-- start --

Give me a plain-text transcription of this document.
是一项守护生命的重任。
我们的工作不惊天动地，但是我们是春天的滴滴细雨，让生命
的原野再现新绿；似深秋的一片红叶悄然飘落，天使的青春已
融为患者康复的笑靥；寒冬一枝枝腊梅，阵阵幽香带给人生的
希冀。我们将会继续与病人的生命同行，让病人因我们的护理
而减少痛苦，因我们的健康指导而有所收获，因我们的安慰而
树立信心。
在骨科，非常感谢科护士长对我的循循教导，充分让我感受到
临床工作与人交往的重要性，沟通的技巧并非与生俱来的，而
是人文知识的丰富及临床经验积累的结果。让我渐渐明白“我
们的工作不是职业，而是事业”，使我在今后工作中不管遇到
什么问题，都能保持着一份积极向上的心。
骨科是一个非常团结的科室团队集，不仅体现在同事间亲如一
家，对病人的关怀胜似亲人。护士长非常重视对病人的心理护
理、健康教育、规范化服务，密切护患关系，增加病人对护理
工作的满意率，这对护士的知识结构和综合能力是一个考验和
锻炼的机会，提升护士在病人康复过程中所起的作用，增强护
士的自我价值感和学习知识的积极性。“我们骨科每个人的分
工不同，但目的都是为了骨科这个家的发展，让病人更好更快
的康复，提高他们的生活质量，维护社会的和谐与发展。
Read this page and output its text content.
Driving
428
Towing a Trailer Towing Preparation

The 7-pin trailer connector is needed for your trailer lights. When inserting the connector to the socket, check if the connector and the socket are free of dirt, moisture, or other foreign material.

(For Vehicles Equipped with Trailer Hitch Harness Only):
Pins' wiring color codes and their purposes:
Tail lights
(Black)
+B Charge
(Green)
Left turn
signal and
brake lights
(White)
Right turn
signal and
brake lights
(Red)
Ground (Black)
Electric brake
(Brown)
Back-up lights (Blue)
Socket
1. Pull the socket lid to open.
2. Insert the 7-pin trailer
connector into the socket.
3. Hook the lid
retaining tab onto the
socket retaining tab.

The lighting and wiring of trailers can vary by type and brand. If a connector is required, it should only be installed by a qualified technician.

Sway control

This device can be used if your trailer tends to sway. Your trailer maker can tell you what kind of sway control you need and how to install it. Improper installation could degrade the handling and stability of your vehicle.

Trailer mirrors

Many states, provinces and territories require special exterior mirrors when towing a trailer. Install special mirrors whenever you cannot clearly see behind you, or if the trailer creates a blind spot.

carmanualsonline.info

-- end --

EXERCISE PROMPT -
Transcribe each entry exactly.

WRITTEN SOLUTION -
Give me a plain-text transcription of this document.
是一项守护生命的重任。
我们的工作不惊天动地，但是我们是春天的滴滴细雨，让生命
的原野再现新绿；似深秋的一片红叶悄然飘落，天使的青春已
融为患者康复的笑靥；寒冬一枝枝腊梅，阵阵幽香带给人生的
希冀。我们将会继续与病人的生命同行，让病人因我们的护理
而减少痛苦，因我们的健康指导而有所收获，因我们的安慰而
树立信心。
在骨科，非常感谢科护士长对我的循循教导，充分让我感受到
临床工作与人交往的重要性，沟通的技巧并非与生俱来的，而
是人文知识的丰富及临床经验积累的结果。让我渐渐明白“我
们的工作不是职业，而是事业”，使我在今后工作中不管遇到
什么问题，都能保持着一份积极向上的心。
骨科是一个非常团结的科室团队集，不仅体现在同事间亲如一
家，对病人的关怀胜似亲人。护士长非常重视对病人的心理护
理、健康教育、规范化服务，密切护患关系，增加病人对护理
工作的满意率，这对护士的知识结构和综合能力是一个考验和
锻炼的机会，提升护士在病人康复过程中所起的作用，增强护
士的自我价值感和学习知识的积极性。“我们骨科每个人的分
工不同，但目的都是为了骨科这个家的发展，让病人更好更快
的康复，提高他们的生活质量，维护社会的和谐与发展。
Read this page and output its text content.
Driving
428
Towing a Trailer Towing Preparation

The 7-pin trailer connector is needed for your trailer lights. When inserting the connector to the socket, check if the connector and the socket are free of dirt, moisture, or other foreign material.

(For Vehicles Equipped with Trailer Hitch Harness Only):
Pins' wiring color codes and their purposes:
Tail lights
(Black)
+B Charge
(Green)
Left turn
signal and
brake lights
(White)
Right turn
signal and
brake lights
(Red)
Ground (Black)
Electric brake
(Brown)
Back-up lights (Blue)
Socket
1. Pull the socket lid to open.
2. Insert the 7-pin trailer
connector into the socket.
3. Hook the lid
retaining tab onto the
socket retaining tab.

The lighting and wiring of trailers can vary by type and brand. If a connector is required, it should only be installed by a qualified technician.

Sway control

This device can be used if your trailer tends to sway. Your trailer maker can tell you what kind of sway control you need and how to install it. Improper installation could degrade the handling and stability of your vehicle.

Trailer mirrors

Many states, provinces and territories require special exterior mirrors when towing a trailer. Install special mirrors whenever you cannot clearly see behind you, or if the trailer creates a blind spot.

carmanualsonline.info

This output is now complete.